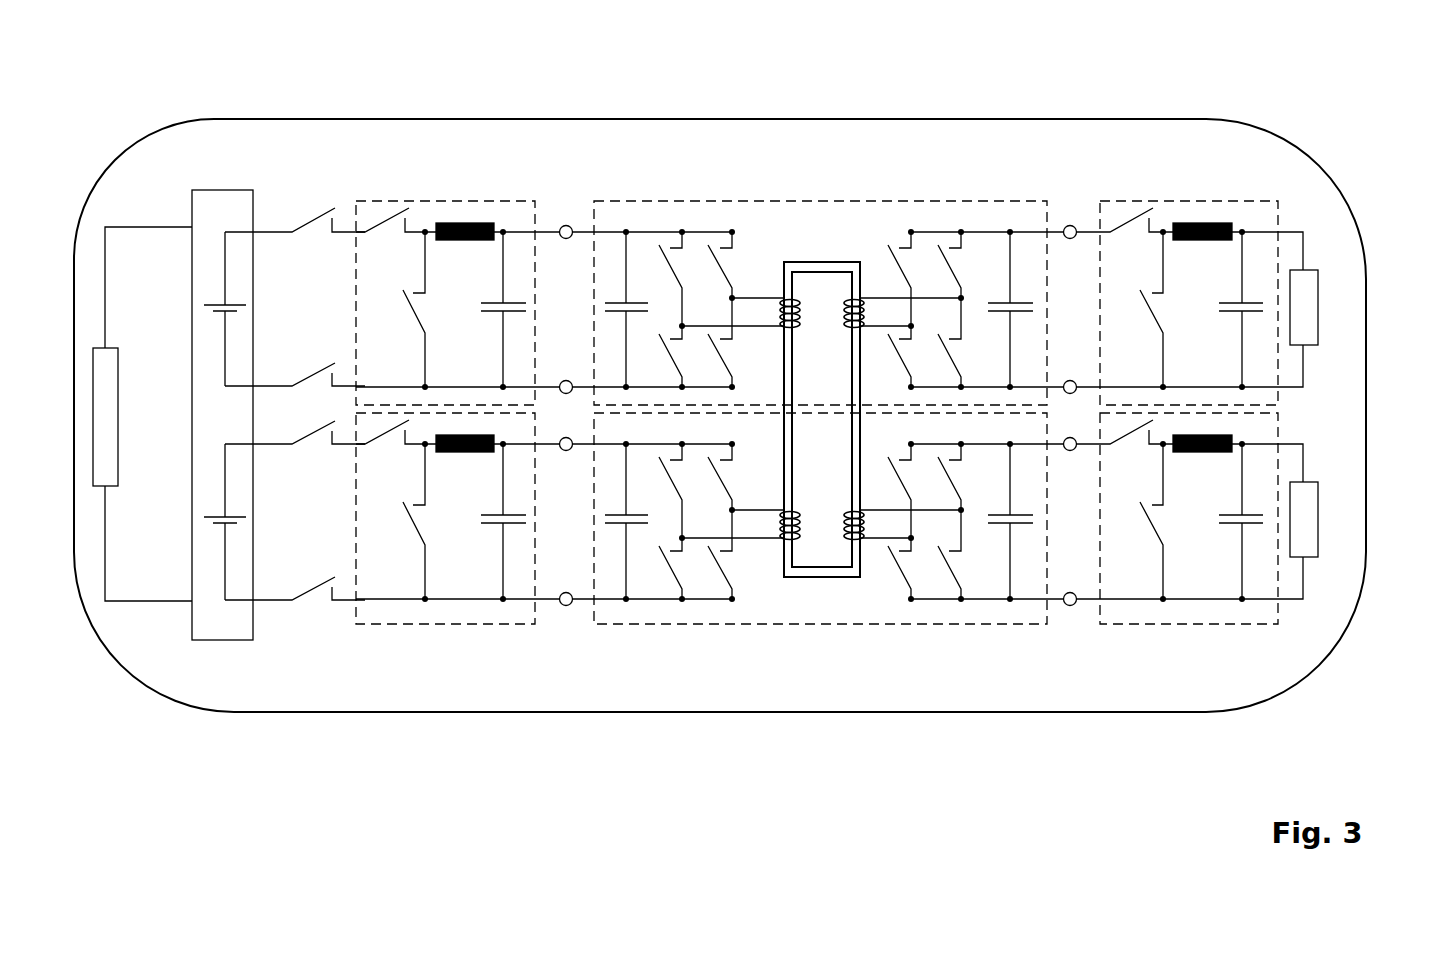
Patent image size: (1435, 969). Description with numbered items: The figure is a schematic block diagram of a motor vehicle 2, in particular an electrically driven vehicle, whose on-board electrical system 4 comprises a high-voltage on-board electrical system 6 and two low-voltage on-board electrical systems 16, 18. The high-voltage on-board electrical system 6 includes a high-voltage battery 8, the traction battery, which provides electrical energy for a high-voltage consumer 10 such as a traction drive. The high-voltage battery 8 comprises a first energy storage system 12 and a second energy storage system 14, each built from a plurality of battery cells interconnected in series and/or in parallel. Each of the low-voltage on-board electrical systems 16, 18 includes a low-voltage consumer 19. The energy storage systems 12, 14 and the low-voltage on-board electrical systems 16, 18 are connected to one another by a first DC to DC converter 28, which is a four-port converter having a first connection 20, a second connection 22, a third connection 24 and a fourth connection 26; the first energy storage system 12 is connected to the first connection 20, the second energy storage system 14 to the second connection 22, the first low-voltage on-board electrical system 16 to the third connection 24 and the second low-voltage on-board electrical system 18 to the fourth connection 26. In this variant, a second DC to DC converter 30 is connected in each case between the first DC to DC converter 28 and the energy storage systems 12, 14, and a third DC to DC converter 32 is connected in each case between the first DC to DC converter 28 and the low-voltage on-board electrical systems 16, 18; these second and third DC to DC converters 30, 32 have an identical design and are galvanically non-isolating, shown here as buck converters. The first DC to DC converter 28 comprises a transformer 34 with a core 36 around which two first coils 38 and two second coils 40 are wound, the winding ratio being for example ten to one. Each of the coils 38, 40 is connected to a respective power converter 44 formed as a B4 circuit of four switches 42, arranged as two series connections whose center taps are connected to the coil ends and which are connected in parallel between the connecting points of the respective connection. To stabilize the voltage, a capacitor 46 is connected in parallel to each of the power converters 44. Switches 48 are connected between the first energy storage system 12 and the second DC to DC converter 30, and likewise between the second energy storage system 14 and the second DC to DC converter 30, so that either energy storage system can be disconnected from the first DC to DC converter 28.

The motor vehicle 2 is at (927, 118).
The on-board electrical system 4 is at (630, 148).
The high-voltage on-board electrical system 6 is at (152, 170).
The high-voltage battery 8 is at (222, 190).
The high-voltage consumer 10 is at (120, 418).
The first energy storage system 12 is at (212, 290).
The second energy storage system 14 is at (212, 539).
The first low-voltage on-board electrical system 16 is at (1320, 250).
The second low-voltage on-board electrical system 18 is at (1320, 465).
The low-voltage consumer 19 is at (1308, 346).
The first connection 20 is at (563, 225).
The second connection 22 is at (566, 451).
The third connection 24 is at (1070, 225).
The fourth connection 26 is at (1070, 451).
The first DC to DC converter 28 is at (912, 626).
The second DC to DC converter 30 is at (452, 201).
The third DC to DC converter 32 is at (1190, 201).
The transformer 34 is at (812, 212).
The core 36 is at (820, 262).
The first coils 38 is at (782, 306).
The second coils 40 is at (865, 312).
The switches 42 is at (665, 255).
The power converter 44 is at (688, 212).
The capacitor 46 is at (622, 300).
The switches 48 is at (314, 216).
......
TASK DESCRIPTION: Every line above should be transcribed exactly, though no image should be carried over.

ANSWER SECTION:
Patent image size: (1435, 969). Description with numbered items: The figure is a schematic block diagram of a motor vehicle 2, in particular an electrically driven vehicle, whose on-board electrical system 4 comprises a high-voltage on-board electrical system 6 and two low-voltage on-board electrical systems 16, 18. The high-voltage on-board electrical system 6 includes a high-voltage battery 8, the traction battery, which provides electrical energy for a high-voltage consumer 10 such as a traction drive. The high-voltage battery 8 comprises a first energy storage system 12 and a second energy storage system 14, each built from a plurality of battery cells interconnected in series and/or in parallel. Each of the low-voltage on-board electrical systems 16, 18 includes a low-voltage consumer 19. The energy storage systems 12, 14 and the low-voltage on-board electrical systems 16, 18 are connected to one another by a first DC to DC converter 28, which is a four-port converter having a first connection 20, a second connection 22, a third connection 24 and a fourth connection 26; the first energy storage system 12 is connected to the first connection 20, the second energy storage system 14 to the second connection 22, the first low-voltage on-board electrical system 16 to the third connection 24 and the second low-voltage on-board electrical system 18 to the fourth connection 26. In this variant, a second DC to DC converter 30 is connected in each case between the first DC to DC converter 28 and the energy storage systems 12, 14, and a third DC to DC converter 32 is connected in each case between the first DC to DC converter 28 and the low-voltage on-board electrical systems 16, 18; these second and third DC to DC converters 30, 32 have an identical design and are galvanically non-isolating, shown here as buck converters. The first DC to DC converter 28 comprises a transformer 34 with a core 36 around which two first coils 38 and two second coils 40 are wound, the winding ratio being for example ten to one. Each of the coils 38, 40 is connected to a respective power converter 44 formed as a B4 circuit of four switches 42, arranged as two series connections whose center taps are connected to the coil ends and which are connected in parallel between the connecting points of the respective connection. To stabilize the voltage, a capacitor 46 is connected in parallel to each of the power converters 44. Switches 48 are connected between the first energy storage system 12 and the second DC to DC converter 30, and likewise between the second energy storage system 14 and the second DC to DC converter 30, so that either energy storage system can be disconnected from the first DC to DC converter 28.

The motor vehicle 2 is at (927, 118).
The on-board electrical system 4 is at (630, 148).
The high-voltage on-board electrical system 6 is at (152, 170).
The high-voltage battery 8 is at (222, 190).
The high-voltage consumer 10 is at (120, 418).
The first energy storage system 12 is at (212, 290).
The second energy storage system 14 is at (212, 539).
The first low-voltage on-board electrical system 16 is at (1320, 250).
The second low-voltage on-board electrical system 18 is at (1320, 465).
The low-voltage consumer 19 is at (1308, 346).
The first connection 20 is at (563, 225).
The second connection 22 is at (566, 451).
The third connection 24 is at (1070, 225).
The fourth connection 26 is at (1070, 451).
The first DC to DC converter 28 is at (912, 626).
The second DC to DC converter 30 is at (452, 201).
The third DC to DC converter 32 is at (1190, 201).
The transformer 34 is at (812, 212).
The core 36 is at (820, 262).
The first coils 38 is at (782, 306).
The second coils 40 is at (865, 312).
The switches 42 is at (665, 255).
The power converter 44 is at (688, 212).
The capacitor 46 is at (622, 300).
The switches 48 is at (314, 216).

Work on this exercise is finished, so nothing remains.